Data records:
※ ※ ※
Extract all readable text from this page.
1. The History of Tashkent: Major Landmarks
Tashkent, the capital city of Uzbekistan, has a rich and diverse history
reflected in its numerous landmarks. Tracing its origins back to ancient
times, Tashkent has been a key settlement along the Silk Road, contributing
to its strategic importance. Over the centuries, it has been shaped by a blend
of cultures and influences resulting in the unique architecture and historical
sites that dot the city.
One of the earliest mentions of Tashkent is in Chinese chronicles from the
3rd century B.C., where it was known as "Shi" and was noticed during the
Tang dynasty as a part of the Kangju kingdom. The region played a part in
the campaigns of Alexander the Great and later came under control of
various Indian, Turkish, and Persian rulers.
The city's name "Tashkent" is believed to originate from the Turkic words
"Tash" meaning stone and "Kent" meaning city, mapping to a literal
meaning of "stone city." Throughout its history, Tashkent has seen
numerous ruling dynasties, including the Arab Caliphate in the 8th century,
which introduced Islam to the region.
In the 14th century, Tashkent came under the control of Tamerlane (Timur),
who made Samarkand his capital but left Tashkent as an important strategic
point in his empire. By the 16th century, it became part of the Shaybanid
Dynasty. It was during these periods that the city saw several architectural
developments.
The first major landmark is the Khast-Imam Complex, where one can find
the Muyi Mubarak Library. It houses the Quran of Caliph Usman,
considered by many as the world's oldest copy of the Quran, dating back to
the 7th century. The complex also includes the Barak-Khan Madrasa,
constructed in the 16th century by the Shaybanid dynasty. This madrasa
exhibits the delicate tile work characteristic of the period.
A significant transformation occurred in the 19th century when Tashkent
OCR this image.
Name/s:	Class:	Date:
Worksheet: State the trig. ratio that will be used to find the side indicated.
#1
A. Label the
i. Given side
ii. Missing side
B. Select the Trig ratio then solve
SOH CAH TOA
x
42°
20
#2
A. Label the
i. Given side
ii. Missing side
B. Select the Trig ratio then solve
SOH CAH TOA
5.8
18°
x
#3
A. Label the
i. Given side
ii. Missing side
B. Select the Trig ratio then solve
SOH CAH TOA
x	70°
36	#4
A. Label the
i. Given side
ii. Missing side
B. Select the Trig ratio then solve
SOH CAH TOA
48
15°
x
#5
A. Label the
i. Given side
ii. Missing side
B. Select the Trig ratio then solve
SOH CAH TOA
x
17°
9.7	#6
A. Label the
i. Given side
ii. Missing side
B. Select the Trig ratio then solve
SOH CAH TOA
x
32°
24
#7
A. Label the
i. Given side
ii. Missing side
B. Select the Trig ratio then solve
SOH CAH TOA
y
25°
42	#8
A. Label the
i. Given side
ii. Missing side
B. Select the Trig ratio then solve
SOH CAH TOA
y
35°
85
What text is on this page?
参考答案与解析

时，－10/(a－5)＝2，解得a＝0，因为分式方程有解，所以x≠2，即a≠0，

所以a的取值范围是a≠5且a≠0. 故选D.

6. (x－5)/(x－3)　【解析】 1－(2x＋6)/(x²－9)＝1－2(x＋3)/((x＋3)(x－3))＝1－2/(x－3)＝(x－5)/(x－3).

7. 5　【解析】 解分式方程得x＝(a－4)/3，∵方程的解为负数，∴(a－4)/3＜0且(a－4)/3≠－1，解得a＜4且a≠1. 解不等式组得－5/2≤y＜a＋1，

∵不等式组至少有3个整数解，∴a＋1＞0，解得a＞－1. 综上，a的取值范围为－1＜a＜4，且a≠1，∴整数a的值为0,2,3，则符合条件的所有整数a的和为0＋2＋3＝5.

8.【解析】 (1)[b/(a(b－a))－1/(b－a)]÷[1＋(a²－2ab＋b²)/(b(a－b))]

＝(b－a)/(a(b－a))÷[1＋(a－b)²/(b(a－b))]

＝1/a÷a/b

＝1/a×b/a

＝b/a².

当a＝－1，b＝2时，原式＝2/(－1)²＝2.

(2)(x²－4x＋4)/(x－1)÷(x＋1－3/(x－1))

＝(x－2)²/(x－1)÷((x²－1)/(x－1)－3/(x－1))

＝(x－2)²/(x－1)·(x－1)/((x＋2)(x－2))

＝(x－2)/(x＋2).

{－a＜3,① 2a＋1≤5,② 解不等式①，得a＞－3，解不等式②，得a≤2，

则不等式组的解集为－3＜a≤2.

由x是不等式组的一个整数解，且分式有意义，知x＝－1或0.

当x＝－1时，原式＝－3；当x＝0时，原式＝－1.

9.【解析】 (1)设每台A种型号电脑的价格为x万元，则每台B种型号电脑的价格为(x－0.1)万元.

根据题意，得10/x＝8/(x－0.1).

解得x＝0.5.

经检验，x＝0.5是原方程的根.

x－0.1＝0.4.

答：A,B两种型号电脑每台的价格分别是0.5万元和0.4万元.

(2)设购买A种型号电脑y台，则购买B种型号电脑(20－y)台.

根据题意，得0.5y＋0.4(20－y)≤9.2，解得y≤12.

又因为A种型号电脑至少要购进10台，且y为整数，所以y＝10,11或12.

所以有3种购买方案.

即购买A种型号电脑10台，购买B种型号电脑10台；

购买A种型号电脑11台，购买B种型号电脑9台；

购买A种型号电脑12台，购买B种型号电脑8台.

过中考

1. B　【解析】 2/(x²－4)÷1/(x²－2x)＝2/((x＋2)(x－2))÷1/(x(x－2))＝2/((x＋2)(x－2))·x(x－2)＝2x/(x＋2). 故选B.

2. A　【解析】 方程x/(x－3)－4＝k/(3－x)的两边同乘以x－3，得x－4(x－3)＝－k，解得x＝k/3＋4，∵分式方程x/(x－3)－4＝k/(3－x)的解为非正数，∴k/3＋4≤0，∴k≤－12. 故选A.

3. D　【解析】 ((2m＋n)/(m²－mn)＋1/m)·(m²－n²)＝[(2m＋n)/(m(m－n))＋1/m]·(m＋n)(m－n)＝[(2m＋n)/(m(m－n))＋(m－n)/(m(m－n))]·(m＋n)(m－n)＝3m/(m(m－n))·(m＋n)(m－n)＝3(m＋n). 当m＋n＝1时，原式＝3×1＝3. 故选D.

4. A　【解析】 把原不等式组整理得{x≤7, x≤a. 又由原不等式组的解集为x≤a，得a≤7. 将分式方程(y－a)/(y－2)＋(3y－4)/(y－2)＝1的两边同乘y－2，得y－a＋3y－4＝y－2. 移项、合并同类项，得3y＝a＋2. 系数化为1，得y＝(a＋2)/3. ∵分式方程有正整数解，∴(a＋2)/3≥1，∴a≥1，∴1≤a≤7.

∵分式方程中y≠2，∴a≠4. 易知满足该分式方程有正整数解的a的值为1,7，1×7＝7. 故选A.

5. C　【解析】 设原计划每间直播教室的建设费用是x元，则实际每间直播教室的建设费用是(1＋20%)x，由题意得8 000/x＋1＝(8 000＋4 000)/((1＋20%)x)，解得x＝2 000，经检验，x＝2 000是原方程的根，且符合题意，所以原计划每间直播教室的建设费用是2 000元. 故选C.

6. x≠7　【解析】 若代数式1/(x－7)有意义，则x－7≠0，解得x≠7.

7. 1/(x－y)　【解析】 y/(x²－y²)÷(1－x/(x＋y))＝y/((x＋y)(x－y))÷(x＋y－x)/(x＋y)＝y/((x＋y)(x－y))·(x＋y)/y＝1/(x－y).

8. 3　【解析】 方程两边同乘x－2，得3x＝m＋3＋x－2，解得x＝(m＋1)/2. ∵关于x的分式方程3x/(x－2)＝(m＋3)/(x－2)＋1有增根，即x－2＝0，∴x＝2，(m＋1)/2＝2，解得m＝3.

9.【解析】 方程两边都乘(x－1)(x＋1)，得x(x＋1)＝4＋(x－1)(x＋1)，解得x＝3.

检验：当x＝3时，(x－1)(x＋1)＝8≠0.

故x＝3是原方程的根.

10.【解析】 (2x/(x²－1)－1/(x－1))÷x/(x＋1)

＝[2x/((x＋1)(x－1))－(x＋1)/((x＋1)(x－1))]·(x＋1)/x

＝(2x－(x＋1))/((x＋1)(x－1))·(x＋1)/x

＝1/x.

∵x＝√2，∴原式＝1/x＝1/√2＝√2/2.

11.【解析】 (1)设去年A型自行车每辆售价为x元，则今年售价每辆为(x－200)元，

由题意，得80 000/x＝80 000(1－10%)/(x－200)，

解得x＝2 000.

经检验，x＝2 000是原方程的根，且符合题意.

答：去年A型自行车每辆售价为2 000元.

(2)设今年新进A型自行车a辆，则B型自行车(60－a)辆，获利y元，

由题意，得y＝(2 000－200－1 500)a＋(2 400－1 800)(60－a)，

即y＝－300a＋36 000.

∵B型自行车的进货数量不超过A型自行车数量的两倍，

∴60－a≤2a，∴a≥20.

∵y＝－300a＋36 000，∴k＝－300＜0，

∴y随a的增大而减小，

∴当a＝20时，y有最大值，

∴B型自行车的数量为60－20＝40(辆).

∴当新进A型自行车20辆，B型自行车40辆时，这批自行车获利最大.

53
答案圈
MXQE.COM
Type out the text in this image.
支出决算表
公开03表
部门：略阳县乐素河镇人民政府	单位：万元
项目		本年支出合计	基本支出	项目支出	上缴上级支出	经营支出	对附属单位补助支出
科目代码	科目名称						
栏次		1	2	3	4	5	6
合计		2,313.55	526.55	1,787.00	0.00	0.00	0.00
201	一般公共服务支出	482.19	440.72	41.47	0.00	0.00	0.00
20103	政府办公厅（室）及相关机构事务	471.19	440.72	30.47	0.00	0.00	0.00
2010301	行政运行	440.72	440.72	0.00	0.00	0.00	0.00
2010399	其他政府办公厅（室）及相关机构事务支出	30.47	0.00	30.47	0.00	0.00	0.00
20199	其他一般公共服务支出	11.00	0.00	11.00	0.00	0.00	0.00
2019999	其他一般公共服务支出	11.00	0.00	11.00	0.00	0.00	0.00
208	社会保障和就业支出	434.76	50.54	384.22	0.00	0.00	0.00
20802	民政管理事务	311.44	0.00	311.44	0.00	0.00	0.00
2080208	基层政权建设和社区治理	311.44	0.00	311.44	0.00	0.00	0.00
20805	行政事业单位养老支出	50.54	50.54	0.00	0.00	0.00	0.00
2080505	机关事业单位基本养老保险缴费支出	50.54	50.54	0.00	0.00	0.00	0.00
※ ※ ※
Reproduce the records above exactly, starting with the line that contains "Type out the text in this image." and ending with the last line.

*Solution*:
Type out the text in this image.
支出决算表
公开03表
部门：略阳县乐素河镇人民政府	单位：万元
项目		本年支出合计	基本支出	项目支出	上缴上级支出	经营支出	对附属单位补助支出
科目代码	科目名称						
栏次		1	2	3	4	5	6
合计		2,313.55	526.55	1,787.00	0.00	0.00	0.00
201	一般公共服务支出	482.19	440.72	41.47	0.00	0.00	0.00
20103	政府办公厅（室）及相关机构事务	471.19	440.72	30.47	0.00	0.00	0.00
2010301	行政运行	440.72	440.72	0.00	0.00	0.00	0.00
2010399	其他政府办公厅（室）及相关机构事务支出	30.47	0.00	30.47	0.00	0.00	0.00
20199	其他一般公共服务支出	11.00	0.00	11.00	0.00	0.00	0.00
2019999	其他一般公共服务支出	11.00	0.00	11.00	0.00	0.00	0.00
208	社会保障和就业支出	434.76	50.54	384.22	0.00	0.00	0.00
20802	民政管理事务	311.44	0.00	311.44	0.00	0.00	0.00
2080208	基层政权建设和社区治理	311.44	0.00	311.44	0.00	0.00	0.00
20805	行政事业单位养老支出	50.54	50.54	0.00	0.00	0.00	0.00
2080505	机关事业单位基本养老保险缴费支出	50.54	50.54	0.00	0.00	0.00	0.00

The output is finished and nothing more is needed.